"""

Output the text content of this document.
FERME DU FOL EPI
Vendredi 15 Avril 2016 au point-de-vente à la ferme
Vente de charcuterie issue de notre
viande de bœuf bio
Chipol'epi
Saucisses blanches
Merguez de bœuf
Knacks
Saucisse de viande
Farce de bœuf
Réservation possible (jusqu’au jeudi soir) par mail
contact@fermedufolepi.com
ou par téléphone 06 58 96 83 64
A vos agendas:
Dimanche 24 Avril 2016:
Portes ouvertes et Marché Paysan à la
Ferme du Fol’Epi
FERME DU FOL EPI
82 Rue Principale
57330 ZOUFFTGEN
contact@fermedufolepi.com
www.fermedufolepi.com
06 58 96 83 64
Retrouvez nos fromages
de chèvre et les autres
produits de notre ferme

"""

▸ **Task instructions**
All of the data needs to be printed once more, exactly.

▸ **Task output**
Output the text content of this document.
FERME DU FOL EPI
Vendredi 15 Avril 2016 au point-de-vente à la ferme
Vente de charcuterie issue de notre
viande de bœuf bio
Chipol'epi
Saucisses blanches
Merguez de bœuf
Knacks
Saucisse de viande
Farce de bœuf
Réservation possible (jusqu’au jeudi soir) par mail
contact@fermedufolepi.com
ou par téléphone 06 58 96 83 64
A vos agendas:
Dimanche 24 Avril 2016:
Portes ouvertes et Marché Paysan à la
Ferme du Fol’Epi
FERME DU FOL EPI
82 Rue Principale
57330 ZOUFFTGEN
contact@fermedufolepi.com
www.fermedufolepi.com
06 58 96 83 64
Retrouvez nos fromages
de chèvre et les autres
produits de notre ferme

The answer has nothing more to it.